* [Raw records]:
○ ○ ○
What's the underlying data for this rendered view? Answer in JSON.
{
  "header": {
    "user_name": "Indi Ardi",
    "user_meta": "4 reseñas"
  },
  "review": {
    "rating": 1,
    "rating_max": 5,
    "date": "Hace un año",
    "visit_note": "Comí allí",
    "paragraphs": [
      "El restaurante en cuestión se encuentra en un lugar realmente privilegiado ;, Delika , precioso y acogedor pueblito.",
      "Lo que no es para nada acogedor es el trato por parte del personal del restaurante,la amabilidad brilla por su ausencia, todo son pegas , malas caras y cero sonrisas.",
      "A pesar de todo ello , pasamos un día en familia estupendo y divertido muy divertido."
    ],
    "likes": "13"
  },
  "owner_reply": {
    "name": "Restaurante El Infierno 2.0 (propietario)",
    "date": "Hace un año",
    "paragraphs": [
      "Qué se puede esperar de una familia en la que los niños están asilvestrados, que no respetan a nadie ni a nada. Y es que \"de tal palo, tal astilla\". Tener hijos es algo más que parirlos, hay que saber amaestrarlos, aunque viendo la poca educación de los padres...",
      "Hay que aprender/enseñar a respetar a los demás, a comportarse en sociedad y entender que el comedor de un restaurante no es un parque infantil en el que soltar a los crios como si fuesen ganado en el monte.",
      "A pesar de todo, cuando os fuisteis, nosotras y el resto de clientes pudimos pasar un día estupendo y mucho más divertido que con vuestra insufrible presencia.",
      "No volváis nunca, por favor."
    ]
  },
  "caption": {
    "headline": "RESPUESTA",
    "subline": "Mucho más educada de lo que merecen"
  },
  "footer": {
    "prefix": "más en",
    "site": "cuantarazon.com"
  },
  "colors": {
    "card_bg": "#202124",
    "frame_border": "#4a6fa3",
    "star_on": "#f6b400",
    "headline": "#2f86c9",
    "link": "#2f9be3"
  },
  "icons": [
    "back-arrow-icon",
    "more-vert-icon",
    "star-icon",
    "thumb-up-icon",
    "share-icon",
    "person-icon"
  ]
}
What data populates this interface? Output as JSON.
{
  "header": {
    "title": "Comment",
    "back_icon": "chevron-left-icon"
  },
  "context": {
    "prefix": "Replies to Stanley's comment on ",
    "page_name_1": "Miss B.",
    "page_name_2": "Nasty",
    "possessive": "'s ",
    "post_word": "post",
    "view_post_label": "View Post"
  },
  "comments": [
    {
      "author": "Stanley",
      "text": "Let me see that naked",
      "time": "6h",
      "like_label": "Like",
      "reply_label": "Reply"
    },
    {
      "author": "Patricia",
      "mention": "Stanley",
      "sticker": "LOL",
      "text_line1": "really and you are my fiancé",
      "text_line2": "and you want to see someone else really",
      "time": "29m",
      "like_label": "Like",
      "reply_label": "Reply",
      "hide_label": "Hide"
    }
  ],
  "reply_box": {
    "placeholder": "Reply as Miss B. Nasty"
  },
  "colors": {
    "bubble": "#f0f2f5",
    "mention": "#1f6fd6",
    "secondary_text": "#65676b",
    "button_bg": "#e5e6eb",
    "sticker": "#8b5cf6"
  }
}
○ ○ ○
Your task is to transcribe the material exactly.

* [Finished exercise]:
What's the underlying data for this rendered view? Answer in JSON.
{
  "header": {
    "user_name": "Indi Ardi",
    "user_meta": "4 reseñas"
  },
  "review": {
    "rating": 1,
    "rating_max": 5,
    "date": "Hace un año",
    "visit_note": "Comí allí",
    "paragraphs": [
      "El restaurante en cuestión se encuentra en un lugar realmente privilegiado ;, Delika , precioso y acogedor pueblito.",
      "Lo que no es para nada acogedor es el trato por parte del personal del restaurante,la amabilidad brilla por su ausencia, todo son pegas , malas caras y cero sonrisas.",
      "A pesar de todo ello , pasamos un día en familia estupendo y divertido muy divertido."
    ],
    "likes": "13"
  },
  "owner_reply": {
    "name": "Restaurante El Infierno 2.0 (propietario)",
    "date": "Hace un año",
    "paragraphs": [
      "Qué se puede esperar de una familia en la que los niños están asilvestrados, que no respetan a nadie ni a nada. Y es que \"de tal palo, tal astilla\". Tener hijos es algo más que parirlos, hay que saber amaestrarlos, aunque viendo la poca educación de los padres...",
      "Hay que aprender/enseñar a respetar a los demás, a comportarse en sociedad y entender que el comedor de un restaurante no es un parque infantil en el que soltar a los crios como si fuesen ganado en el monte.",
      "A pesar de todo, cuando os fuisteis, nosotras y el resto de clientes pudimos pasar un día estupendo y mucho más divertido que con vuestra insufrible presencia.",
      "No volváis nunca, por favor."
    ]
  },
  "caption": {
    "headline": "RESPUESTA",
    "subline": "Mucho más educada de lo que merecen"
  },
  "footer": {
    "prefix": "más en",
    "site": "cuantarazon.com"
  },
  "colors": {
    "card_bg": "#202124",
    "frame_border": "#4a6fa3",
    "star_on": "#f6b400",
    "headline": "#2f86c9",
    "link": "#2f9be3"
  },
  "icons": [
    "back-arrow-icon",
    "more-vert-icon",
    "star-icon",
    "thumb-up-icon",
    "share-icon",
    "person-icon"
  ]
}
What data populates this interface? Output as JSON.
{
  "header": {
    "title": "Comment",
    "back_icon": "chevron-left-icon"
  },
  "context": {
    "prefix": "Replies to Stanley's comment on ",
    "page_name_1": "Miss B.",
    "page_name_2": "Nasty",
    "possessive": "'s ",
    "post_word": "post",
    "view_post_label": "View Post"
  },
  "comments": [
    {
      "author": "Stanley",
      "text": "Let me see that naked",
      "time": "6h",
      "like_label": "Like",
      "reply_label": "Reply"
    },
    {
      "author": "Patricia",
      "mention": "Stanley",
      "sticker": "LOL",
      "text_line1": "really and you are my fiancé",
      "text_line2": "and you want to see someone else really",
      "time": "29m",
      "like_label": "Like",
      "reply_label": "Reply",
      "hide_label": "Hide"
    }
  ],
  "reply_box": {
    "placeholder": "Reply as Miss B. Nasty"
  },
  "colors": {
    "bubble": "#f0f2f5",
    "mention": "#1f6fd6",
    "secondary_text": "#65676b",
    "button_bg": "#e5e6eb",
    "sticker": "#8b5cf6"
  }
}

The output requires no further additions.